[Stored records]
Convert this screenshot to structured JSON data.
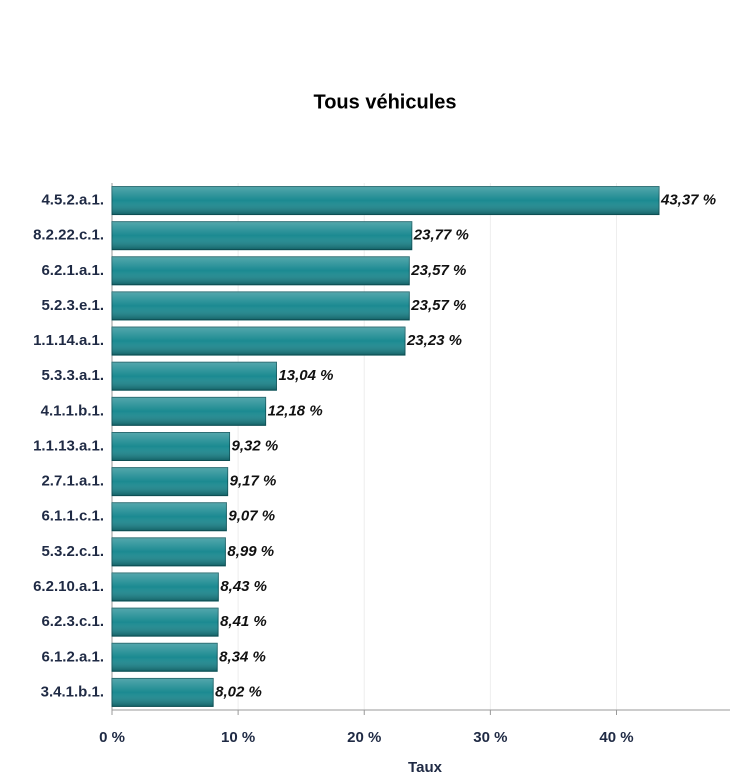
{
  "chart_data": {
    "type": "bar",
    "orientation": "horizontal",
    "title": "Tous véhicules",
    "x_label": "Taux",
    "categories": [
      "4.5.2.a.1.",
      "8.2.22.c.1.",
      "6.2.1.a.1.",
      "5.2.3.e.1.",
      "1.1.14.a.1.",
      "5.3.3.a.1.",
      "4.1.1.b.1.",
      "1.1.13.a.1.",
      "2.7.1.a.1.",
      "6.1.1.c.1.",
      "5.3.2.c.1.",
      "6.2.10.a.1.",
      "6.2.3.c.1.",
      "6.1.2.a.1.",
      "3.4.1.b.1."
    ],
    "values": [
      43.37,
      23.77,
      23.57,
      23.57,
      23.23,
      13.04,
      12.18,
      9.32,
      9.17,
      9.07,
      8.99,
      8.43,
      8.41,
      8.34,
      8.02
    ],
    "value_labels": [
      "43,37 %",
      "23,77 %",
      "23,57 %",
      "23,57 %",
      "23,23 %",
      "13,04 %",
      "12,18 %",
      "9,32 %",
      "9,17 %",
      "9,07 %",
      "8,99 %",
      "8,43 %",
      "8,41 %",
      "8,34 %",
      "8,02 %"
    ],
    "color": "#1b8a91",
    "xlim": [
      0,
      49
    ],
    "xticks": [
      {
        "value": 0,
        "label": "0 %"
      },
      {
        "value": 10,
        "label": "10 %"
      },
      {
        "value": 20,
        "label": "20 %"
      },
      {
        "value": 30,
        "label": "30 %"
      },
      {
        "value": 40,
        "label": "40 %"
      }
    ],
    "grid": true
  }
}
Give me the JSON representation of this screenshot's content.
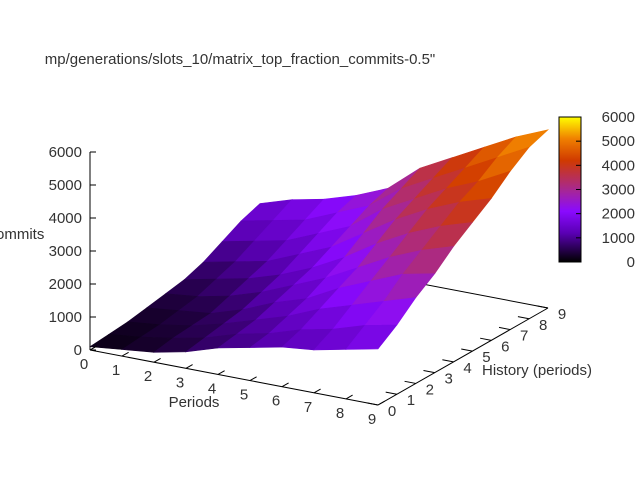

GIVEN REQUEST = Output the entries above exactly. Drop the pictures.

WRITTEN ANSWER =
Convert this screenshot to structured JSON data.
{
  "chart_data": {
    "type": "bar",
    "orientation": "horizontal",
    "title": "Tous véhicules",
    "x_label": "Taux",
    "categories": [
      "4.5.2.a.1.",
      "8.2.22.c.1.",
      "6.2.1.a.1.",
      "5.2.3.e.1.",
      "1.1.14.a.1.",
      "5.3.3.a.1.",
      "4.1.1.b.1.",
      "1.1.13.a.1.",
      "2.7.1.a.1.",
      "6.1.1.c.1.",
      "5.3.2.c.1.",
      "6.2.10.a.1.",
      "6.2.3.c.1.",
      "6.1.2.a.1.",
      "3.4.1.b.1."
    ],
    "values": [
      43.37,
      23.77,
      23.57,
      23.57,
      23.23,
      13.04,
      12.18,
      9.32,
      9.17,
      9.07,
      8.99,
      8.43,
      8.41,
      8.34,
      8.02
    ],
    "value_labels": [
      "43,37 %",
      "23,77 %",
      "23,57 %",
      "23,57 %",
      "23,23 %",
      "13,04 %",
      "12,18 %",
      "9,32 %",
      "9,17 %",
      "9,07 %",
      "8,99 %",
      "8,43 %",
      "8,41 %",
      "8,34 %",
      "8,02 %"
    ],
    "color": "#1b8a91",
    "xlim": [
      0,
      49
    ],
    "xticks": [
      {
        "value": 0,
        "label": "0 %"
      },
      {
        "value": 10,
        "label": "10 %"
      },
      {
        "value": 20,
        "label": "20 %"
      },
      {
        "value": 30,
        "label": "30 %"
      },
      {
        "value": 40,
        "label": "40 %"
      }
    ],
    "grid": true
  }
}
Give me the JSON representation of this screenshot's content.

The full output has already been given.